* Stated goal: Present every row below as a Markdown table with the columns "No." and "Row text", numbering each row in order and skipping blank lines.

Entries from a dataset
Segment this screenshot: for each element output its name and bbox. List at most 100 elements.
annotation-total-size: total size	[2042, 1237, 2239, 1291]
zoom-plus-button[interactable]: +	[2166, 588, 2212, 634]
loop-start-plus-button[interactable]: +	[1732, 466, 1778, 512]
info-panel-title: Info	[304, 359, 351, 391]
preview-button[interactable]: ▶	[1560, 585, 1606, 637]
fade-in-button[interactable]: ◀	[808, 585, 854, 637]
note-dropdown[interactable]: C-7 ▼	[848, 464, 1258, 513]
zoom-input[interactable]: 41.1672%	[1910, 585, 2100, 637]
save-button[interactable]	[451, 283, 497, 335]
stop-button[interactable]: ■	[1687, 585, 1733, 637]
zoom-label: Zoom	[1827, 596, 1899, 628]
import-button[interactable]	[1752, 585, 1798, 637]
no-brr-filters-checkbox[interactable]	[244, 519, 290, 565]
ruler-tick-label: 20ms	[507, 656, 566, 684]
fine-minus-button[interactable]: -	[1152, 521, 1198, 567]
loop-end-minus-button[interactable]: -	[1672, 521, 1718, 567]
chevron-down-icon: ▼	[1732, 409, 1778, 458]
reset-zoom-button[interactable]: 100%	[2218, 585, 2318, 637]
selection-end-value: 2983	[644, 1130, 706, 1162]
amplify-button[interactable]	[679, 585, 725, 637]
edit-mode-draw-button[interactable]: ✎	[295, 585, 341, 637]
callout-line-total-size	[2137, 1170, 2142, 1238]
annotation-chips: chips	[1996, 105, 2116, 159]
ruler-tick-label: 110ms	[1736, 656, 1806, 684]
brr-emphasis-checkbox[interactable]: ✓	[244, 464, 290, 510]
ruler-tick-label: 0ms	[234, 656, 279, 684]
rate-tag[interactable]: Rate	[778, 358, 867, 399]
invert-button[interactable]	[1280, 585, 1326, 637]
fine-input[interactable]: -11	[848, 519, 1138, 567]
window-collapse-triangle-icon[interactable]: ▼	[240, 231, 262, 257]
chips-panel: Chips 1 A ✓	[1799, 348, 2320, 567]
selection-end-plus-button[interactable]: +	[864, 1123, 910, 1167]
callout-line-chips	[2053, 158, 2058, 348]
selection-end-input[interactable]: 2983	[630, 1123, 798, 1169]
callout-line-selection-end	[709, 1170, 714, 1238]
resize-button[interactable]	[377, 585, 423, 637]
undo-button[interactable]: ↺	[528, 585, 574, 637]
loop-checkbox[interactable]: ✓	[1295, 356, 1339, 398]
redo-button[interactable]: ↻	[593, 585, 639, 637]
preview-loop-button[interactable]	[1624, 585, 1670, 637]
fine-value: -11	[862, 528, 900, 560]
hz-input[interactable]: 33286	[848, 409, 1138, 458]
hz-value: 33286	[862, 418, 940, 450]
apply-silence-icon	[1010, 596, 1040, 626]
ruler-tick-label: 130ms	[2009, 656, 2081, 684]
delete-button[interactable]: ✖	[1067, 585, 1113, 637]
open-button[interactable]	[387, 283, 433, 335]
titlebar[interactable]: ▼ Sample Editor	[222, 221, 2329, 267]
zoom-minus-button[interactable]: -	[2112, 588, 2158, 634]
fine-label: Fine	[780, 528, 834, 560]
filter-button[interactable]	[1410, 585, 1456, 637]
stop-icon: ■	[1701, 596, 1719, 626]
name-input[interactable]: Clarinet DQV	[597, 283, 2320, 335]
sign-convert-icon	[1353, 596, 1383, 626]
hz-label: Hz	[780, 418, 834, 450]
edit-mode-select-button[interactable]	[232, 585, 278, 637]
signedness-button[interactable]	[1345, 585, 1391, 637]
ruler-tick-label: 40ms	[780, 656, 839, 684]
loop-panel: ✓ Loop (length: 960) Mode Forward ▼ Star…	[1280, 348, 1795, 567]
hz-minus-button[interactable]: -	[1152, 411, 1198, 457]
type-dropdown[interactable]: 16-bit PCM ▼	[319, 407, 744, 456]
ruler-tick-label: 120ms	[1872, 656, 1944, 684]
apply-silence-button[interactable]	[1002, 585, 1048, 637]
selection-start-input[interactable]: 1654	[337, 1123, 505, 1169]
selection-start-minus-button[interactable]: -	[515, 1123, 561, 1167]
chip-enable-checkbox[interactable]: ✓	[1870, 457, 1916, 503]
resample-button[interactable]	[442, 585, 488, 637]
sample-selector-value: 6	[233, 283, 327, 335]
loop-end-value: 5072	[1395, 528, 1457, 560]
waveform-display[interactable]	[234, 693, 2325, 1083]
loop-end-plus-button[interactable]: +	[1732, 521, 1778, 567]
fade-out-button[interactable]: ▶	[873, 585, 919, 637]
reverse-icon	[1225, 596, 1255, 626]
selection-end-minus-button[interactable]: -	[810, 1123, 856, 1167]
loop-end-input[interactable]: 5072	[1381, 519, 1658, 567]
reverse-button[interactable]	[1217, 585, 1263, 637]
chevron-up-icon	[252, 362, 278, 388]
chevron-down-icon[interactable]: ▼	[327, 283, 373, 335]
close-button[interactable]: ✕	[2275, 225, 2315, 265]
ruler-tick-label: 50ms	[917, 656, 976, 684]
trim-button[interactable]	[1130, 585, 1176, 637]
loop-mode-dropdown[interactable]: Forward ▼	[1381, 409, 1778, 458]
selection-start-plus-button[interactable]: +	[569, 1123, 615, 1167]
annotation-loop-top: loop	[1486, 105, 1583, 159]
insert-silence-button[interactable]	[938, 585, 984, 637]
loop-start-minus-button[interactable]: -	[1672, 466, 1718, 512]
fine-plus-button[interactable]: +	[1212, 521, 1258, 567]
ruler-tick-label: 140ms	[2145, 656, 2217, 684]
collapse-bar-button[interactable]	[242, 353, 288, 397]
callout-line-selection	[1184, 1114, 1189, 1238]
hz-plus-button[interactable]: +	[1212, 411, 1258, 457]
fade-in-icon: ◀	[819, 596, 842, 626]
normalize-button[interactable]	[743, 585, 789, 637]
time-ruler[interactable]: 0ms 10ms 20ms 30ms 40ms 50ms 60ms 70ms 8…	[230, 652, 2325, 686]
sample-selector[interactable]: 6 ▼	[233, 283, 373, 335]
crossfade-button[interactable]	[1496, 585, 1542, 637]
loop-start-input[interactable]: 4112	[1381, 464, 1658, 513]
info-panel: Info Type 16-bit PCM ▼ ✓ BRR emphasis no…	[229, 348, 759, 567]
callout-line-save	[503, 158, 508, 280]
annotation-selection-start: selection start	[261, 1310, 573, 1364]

* Exercise solution:
| No. | Row text |
|---|---|
| 1 | Segment this screenshot: for each element output its name and bbox. List at most 100 elements. |
| 2 | annotation-total-size: total size	[2042, 1237, 2239, 1291] |
| 3 | zoom-plus-button[interactable]: +	[2166, 588, 2212, 634] |
| 4 | loop-start-plus-button[interactable]: +	[1732, 466, 1778, 512] |
| 5 | info-panel-title: Info	[304, 359, 351, 391] |
| 6 | preview-button[interactable]: ▶	[1560, 585, 1606, 637] |
| 7 | fade-in-button[interactable]: ◀	[808, 585, 854, 637] |
| 8 | note-dropdown[interactable]: C-7 ▼	[848, 464, 1258, 513] |
| 9 | zoom-input[interactable]: 41.1672%	[1910, 585, 2100, 637] |
| 10 | save-button[interactable]	[451, 283, 497, 335] |
| 11 | stop-button[interactable]: ■	[1687, 585, 1733, 637] |
| 12 | zoom-label: Zoom	[1827, 596, 1899, 628] |
| 13 | import-button[interactable]	[1752, 585, 1798, 637] |
| 14 | no-brr-filters-checkbox[interactable]	[244, 519, 290, 565] |
| 15 | ruler-tick-label: 20ms	[507, 656, 566, 684] |
| 16 | fine-minus-button[interactable]: -	[1152, 521, 1198, 567] |
| 17 | loop-end-minus-button[interactable]: -	[1672, 521, 1718, 567] |
| 18 | chevron-down-icon: ▼	[1732, 409, 1778, 458] |
| 19 | reset-zoom-button[interactable]: 100%	[2218, 585, 2318, 637] |
| 20 | selection-end-value: 2983	[644, 1130, 706, 1162] |
| 21 | amplify-button[interactable]	[679, 585, 725, 637] |
| 22 | edit-mode-draw-button[interactable]: ✎	[295, 585, 341, 637] |
| 23 | callout-line-total-size	[2137, 1170, 2142, 1238] |
| 24 | annotation-chips: chips	[1996, 105, 2116, 159] |
| 25 | ruler-tick-label: 110ms	[1736, 656, 1806, 684] |
| 26 | brr-emphasis-checkbox[interactable]: ✓	[244, 464, 290, 510] |
| 27 | ruler-tick-label: 0ms	[234, 656, 279, 684] |
| 28 | rate-tag[interactable]: Rate	[778, 358, 867, 399] |
| 29 | invert-button[interactable]	[1280, 585, 1326, 637] |
| 30 | fine-input[interactable]: -11	[848, 519, 1138, 567] |
| 31 | window-collapse-triangle-icon[interactable]: ▼	[240, 231, 262, 257] |
| 32 | chips-panel: Chips 1 A ✓	[1799, 348, 2320, 567] |
| 33 | selection-end-plus-button[interactable]: +	[864, 1123, 910, 1167] |
| 34 | callout-line-chips	[2053, 158, 2058, 348] |
| 35 | selection-end-input[interactable]: 2983	[630, 1123, 798, 1169] |
| 36 | callout-line-selection-end	[709, 1170, 714, 1238] |
| 37 | resize-button[interactable]	[377, 585, 423, 637] |
| 38 | undo-button[interactable]: ↺	[528, 585, 574, 637] |
| 39 | loop-checkbox[interactable]: ✓	[1295, 356, 1339, 398] |
| 40 | redo-button[interactable]: ↻	[593, 585, 639, 637] |
| 41 | preview-loop-button[interactable]	[1624, 585, 1670, 637] |
| 42 | fine-value: -11	[862, 528, 900, 560] |
| 43 | hz-input[interactable]: 33286	[848, 409, 1138, 458] |
| 44 | hz-value: 33286	[862, 418, 940, 450] |
| 45 | apply-silence-icon	[1010, 596, 1040, 626] |
| 46 | ruler-tick-label: 130ms	[2009, 656, 2081, 684] |
| 47 | delete-button[interactable]: ✖	[1067, 585, 1113, 637] |
| 48 | open-button[interactable]	[387, 283, 433, 335] |
| 49 | titlebar[interactable]: ▼ Sample Editor	[222, 221, 2329, 267] |
| 50 | zoom-minus-button[interactable]: -	[2112, 588, 2158, 634] |
| 51 | fine-label: Fine	[780, 528, 834, 560] |
| 52 | filter-button[interactable]	[1410, 585, 1456, 637] |
| 53 | stop-icon: ■	[1701, 596, 1719, 626] |
| 54 | name-input[interactable]: Clarinet DQV	[597, 283, 2320, 335] |
| 55 | sign-convert-icon	[1353, 596, 1383, 626] |
| 56 | hz-label: Hz	[780, 418, 834, 450] |
| 57 | edit-mode-select-button[interactable]	[232, 585, 278, 637] |
| 58 | signedness-button[interactable]	[1345, 585, 1391, 637] |
| 59 | ruler-tick-label: 40ms	[780, 656, 839, 684] |
| 60 | loop-panel: ✓ Loop (length: 960) Mode Forward ▼ Star…	[1280, 348, 1795, 567] |
| 61 | hz-minus-button[interactable]: -	[1152, 411, 1198, 457] |
| 62 | type-dropdown[interactable]: 16-bit PCM ▼	[319, 407, 744, 456] |
| 63 | ruler-tick-label: 120ms	[1872, 656, 1944, 684] |
| 64 | apply-silence-button[interactable]	[1002, 585, 1048, 637] |
| 65 | selection-start-input[interactable]: 1654	[337, 1123, 505, 1169] |
| 66 | selection-start-minus-button[interactable]: -	[515, 1123, 561, 1167] |
| 67 | chip-enable-checkbox[interactable]: ✓	[1870, 457, 1916, 503] |
| 68 | resample-button[interactable]	[442, 585, 488, 637] |
| 69 | sample-selector-value: 6	[233, 283, 327, 335] |
| 70 | loop-end-value: 5072	[1395, 528, 1457, 560] |
| 71 | waveform-display[interactable]	[234, 693, 2325, 1083] |
| 72 | loop-end-plus-button[interactable]: +	[1732, 521, 1778, 567] |
| 73 | fade-out-button[interactable]: ▶	[873, 585, 919, 637] |
| 74 | reverse-icon	[1225, 596, 1255, 626] |
| 75 | selection-end-minus-button[interactable]: -	[810, 1123, 856, 1167] |
| 76 | loop-end-input[interactable]: 5072	[1381, 519, 1658, 567] |
| 77 | reverse-button[interactable]	[1217, 585, 1263, 637] |
| 78 | chevron-up-icon	[252, 362, 278, 388] |
| 79 | chevron-down-icon[interactable]: ▼	[327, 283, 373, 335] |
| 80 | close-button[interactable]: ✕	[2275, 225, 2315, 265] |
| 81 | ruler-tick-label: 50ms	[917, 656, 976, 684] |
| 82 | trim-button[interactable]	[1130, 585, 1176, 637] |
| 83 | loop-mode-dropdown[interactable]: Forward ▼	[1381, 409, 1778, 458] |
| 84 | selection-start-plus-button[interactable]: +	[569, 1123, 615, 1167] |
| 85 | annotation-loop-top: loop	[1486, 105, 1583, 159] |
| 86 | insert-silence-button[interactable]	[938, 585, 984, 637] |
| 87 | loop-start-minus-button[interactable]: -	[1672, 466, 1718, 512] |
| 88 | fine-plus-button[interactable]: +	[1212, 521, 1258, 567] |
| 89 | ruler-tick-label: 140ms	[2145, 656, 2217, 684] |
| 90 | collapse-bar-button[interactable]	[242, 353, 288, 397] |
| 91 | callout-line-selection	[1184, 1114, 1189, 1238] |
| 92 | hz-plus-button[interactable]: +	[1212, 411, 1258, 457] |
| 93 | fade-in-icon: ◀	[819, 596, 842, 626] |
| 94 | normalize-button[interactable]	[743, 585, 789, 637] |
| 95 | time-ruler[interactable]: 0ms 10ms 20ms 30ms 40ms 50ms 60ms 70ms 8…	[230, 652, 2325, 686] |
| 96 | sample-selector[interactable]: 6 ▼	[233, 283, 373, 335] |
| 97 | crossfade-button[interactable]	[1496, 585, 1542, 637] |
| 98 | loop-start-input[interactable]: 4112	[1381, 464, 1658, 513] |
| 99 | info-panel: Info Type 16-bit PCM ▼ ✓ BRR emphasis no…	[229, 348, 759, 567] |
| 100 | callout-line-save	[503, 158, 508, 280] |
| 101 | annotation-selection-start: selection start	[261, 1310, 573, 1364] |